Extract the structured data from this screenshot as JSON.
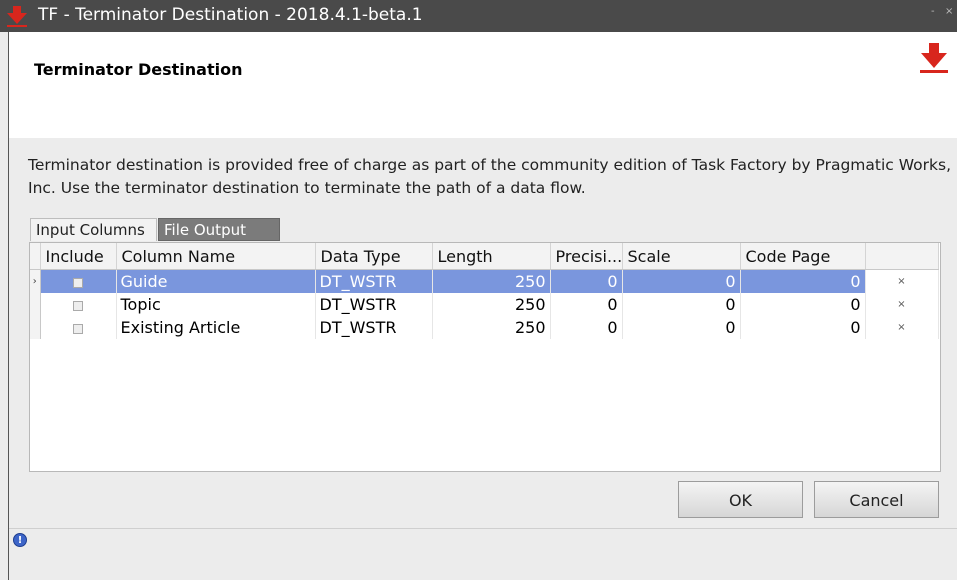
{
  "window": {
    "title": "TF - Terminator Destination - 2018.4.1-beta.1",
    "minimize": "-",
    "close": "×"
  },
  "header": {
    "heading": "Terminator Destination",
    "logo_icon": "task-factory-red-arrow-icon"
  },
  "description": {
    "line1": "Terminator destination is provided free of charge as part of the community edition of Task Factory by Pragmatic Works,",
    "line2": "Inc. Use the terminator destination to terminate the path of a data flow."
  },
  "tabs": [
    {
      "label": "Input Columns",
      "active": false
    },
    {
      "label": "File Output",
      "active": true
    }
  ],
  "grid": {
    "columns": [
      "Include",
      "Column Name",
      "Data Type",
      "Length",
      "Precisi...",
      "Scale",
      "Code Page",
      ""
    ],
    "current_row_marker": "›",
    "delete_glyph": "×",
    "rows": [
      {
        "include": false,
        "name": "Guide",
        "type": "DT_WSTR",
        "length": "250",
        "precision": "0",
        "scale": "0",
        "code_page": "0",
        "selected": true
      },
      {
        "include": false,
        "name": "Topic",
        "type": "DT_WSTR",
        "length": "250",
        "precision": "0",
        "scale": "0",
        "code_page": "0",
        "selected": false
      },
      {
        "include": false,
        "name": "Existing Article",
        "type": "DT_WSTR",
        "length": "250",
        "precision": "0",
        "scale": "0",
        "code_page": "0",
        "selected": false
      }
    ]
  },
  "buttons": {
    "ok": "OK",
    "cancel": "Cancel"
  },
  "status": {
    "help_icon": "help-info-icon"
  },
  "colors": {
    "titlebar": "#4a4a4a",
    "selection": "#7a96dd",
    "accent_red": "#d8261d"
  }
}
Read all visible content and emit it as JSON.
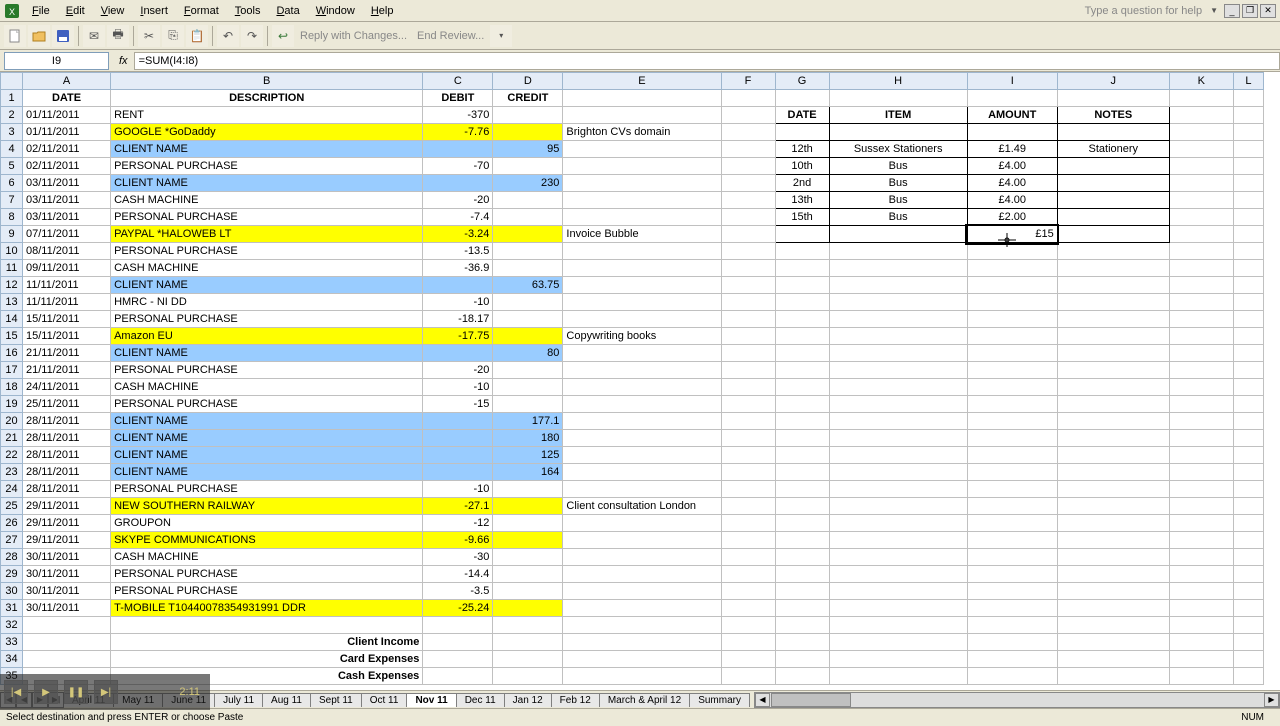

____

[Your instructions]
What count of lines in the listing contain the word "label"? Reply with the number only.

[Answer to this problem]
2